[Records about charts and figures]
------

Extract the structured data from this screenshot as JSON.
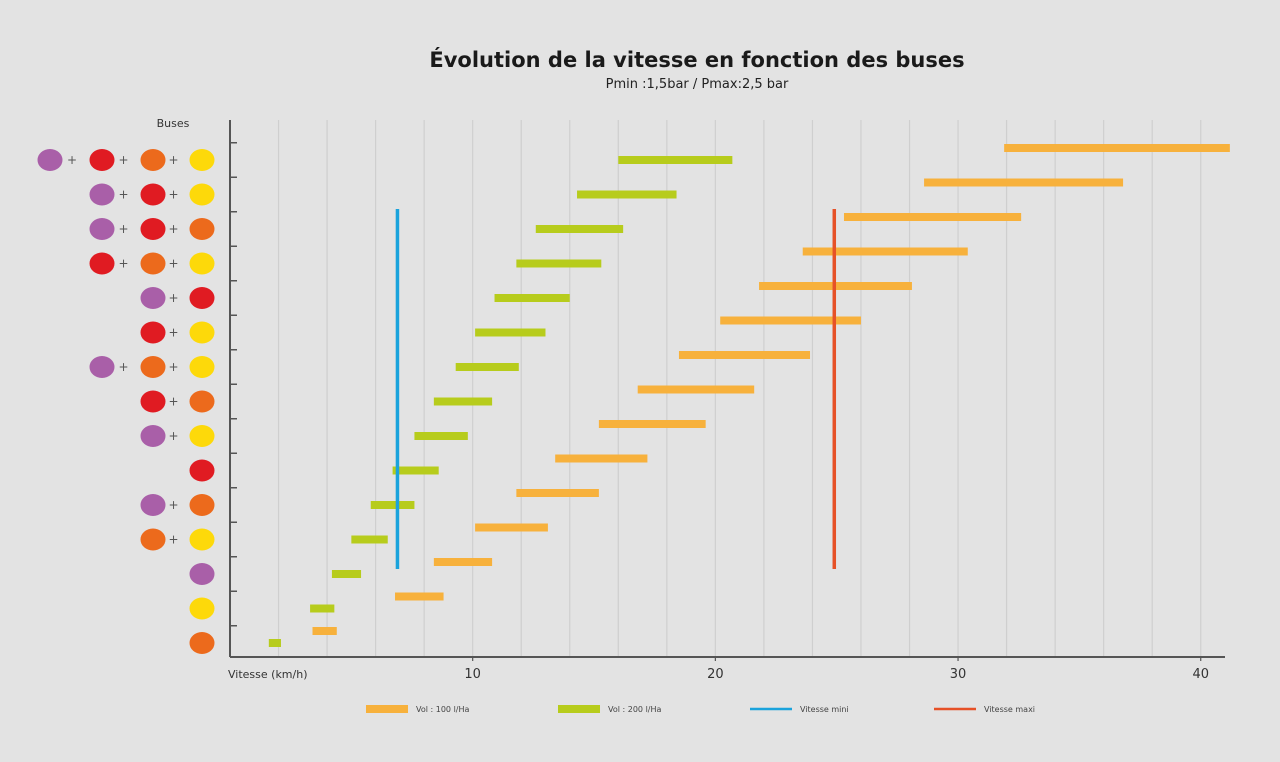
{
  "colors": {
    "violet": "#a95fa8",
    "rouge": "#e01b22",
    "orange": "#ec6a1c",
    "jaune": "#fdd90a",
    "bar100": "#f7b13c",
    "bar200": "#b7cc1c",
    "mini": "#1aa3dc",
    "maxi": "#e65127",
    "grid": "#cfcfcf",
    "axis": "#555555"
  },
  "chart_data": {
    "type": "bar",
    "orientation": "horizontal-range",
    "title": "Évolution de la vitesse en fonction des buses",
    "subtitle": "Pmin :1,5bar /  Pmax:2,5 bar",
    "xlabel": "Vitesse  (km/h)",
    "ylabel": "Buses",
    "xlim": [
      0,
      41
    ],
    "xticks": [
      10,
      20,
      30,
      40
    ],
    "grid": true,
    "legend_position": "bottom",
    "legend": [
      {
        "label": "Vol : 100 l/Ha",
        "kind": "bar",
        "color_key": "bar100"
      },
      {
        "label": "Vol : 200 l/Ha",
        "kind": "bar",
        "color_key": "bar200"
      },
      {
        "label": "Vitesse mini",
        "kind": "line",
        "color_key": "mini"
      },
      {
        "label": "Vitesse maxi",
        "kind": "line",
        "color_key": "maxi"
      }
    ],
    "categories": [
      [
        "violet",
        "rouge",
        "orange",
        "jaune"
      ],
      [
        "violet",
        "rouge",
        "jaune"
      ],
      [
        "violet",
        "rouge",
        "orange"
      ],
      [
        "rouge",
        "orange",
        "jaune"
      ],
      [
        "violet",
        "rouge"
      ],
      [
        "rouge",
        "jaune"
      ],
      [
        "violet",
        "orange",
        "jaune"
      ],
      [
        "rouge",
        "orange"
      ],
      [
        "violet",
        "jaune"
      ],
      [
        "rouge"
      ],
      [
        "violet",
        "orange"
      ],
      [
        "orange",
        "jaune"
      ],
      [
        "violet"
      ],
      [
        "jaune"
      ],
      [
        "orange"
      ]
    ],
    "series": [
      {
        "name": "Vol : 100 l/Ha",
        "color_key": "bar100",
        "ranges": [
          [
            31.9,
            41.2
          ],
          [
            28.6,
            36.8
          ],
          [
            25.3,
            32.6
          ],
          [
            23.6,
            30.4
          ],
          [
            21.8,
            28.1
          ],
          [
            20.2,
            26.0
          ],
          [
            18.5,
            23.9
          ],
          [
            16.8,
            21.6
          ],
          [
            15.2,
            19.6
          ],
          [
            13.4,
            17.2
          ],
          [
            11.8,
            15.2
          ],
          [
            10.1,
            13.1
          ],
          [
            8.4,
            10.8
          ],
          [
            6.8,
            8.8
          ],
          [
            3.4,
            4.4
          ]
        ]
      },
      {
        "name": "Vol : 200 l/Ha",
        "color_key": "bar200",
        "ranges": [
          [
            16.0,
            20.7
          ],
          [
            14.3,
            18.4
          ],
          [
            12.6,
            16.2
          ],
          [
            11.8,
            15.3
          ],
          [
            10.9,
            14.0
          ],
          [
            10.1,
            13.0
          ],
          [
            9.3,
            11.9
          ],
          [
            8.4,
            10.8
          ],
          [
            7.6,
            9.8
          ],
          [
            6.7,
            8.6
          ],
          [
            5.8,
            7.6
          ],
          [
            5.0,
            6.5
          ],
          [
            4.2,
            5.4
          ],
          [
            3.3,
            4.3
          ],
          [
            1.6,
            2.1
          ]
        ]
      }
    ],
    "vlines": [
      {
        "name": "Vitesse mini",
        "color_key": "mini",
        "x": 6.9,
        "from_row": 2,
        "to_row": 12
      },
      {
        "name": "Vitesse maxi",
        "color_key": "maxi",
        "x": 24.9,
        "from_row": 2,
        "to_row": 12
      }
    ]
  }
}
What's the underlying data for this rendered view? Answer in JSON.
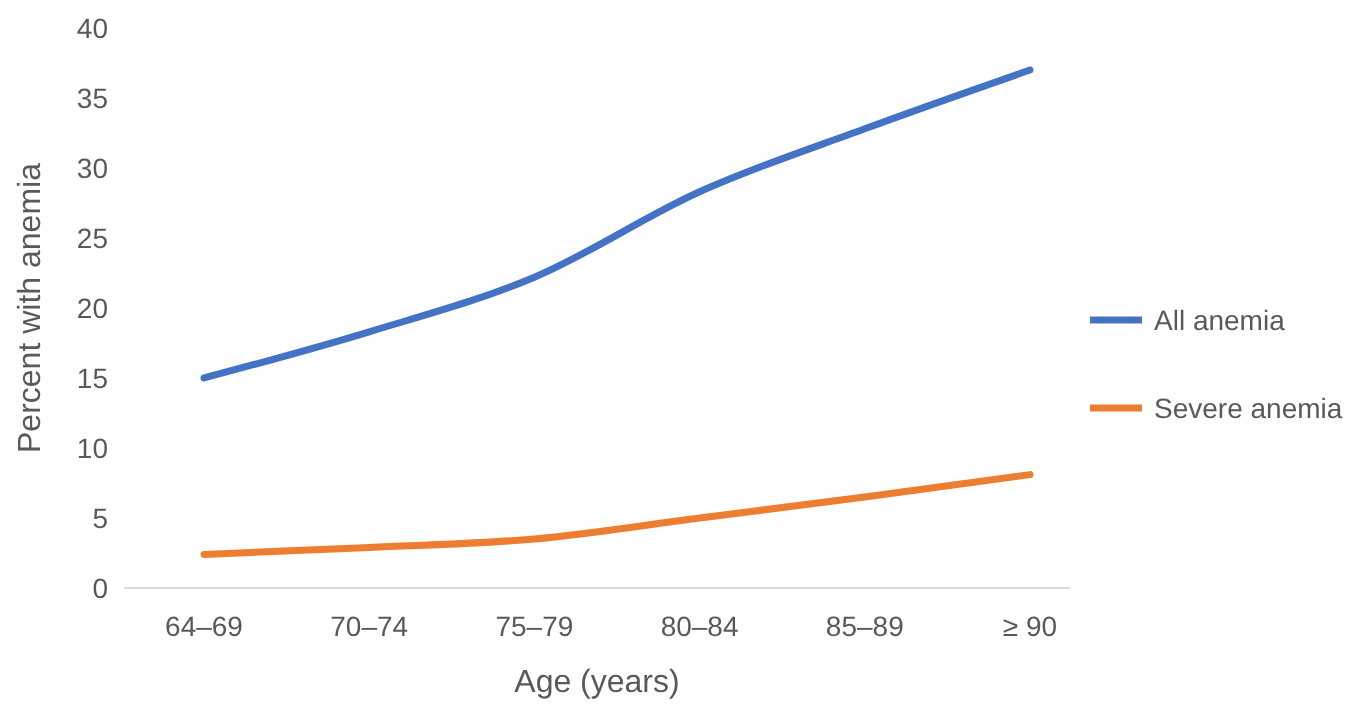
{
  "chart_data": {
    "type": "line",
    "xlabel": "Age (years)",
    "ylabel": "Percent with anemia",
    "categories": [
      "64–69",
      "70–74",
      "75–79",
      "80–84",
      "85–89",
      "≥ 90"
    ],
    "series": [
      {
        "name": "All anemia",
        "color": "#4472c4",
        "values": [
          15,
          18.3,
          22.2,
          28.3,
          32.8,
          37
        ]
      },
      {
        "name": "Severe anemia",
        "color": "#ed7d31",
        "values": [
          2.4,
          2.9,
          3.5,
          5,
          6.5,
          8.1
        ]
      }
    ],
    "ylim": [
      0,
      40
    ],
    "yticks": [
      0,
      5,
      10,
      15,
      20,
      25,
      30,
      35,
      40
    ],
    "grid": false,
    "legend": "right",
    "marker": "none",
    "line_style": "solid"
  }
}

------

Copy out every line holding the string "JSON".

Extract the structured data from this screenshot as JSON.
What's the underlying data for this rendered view? Answer in JSON.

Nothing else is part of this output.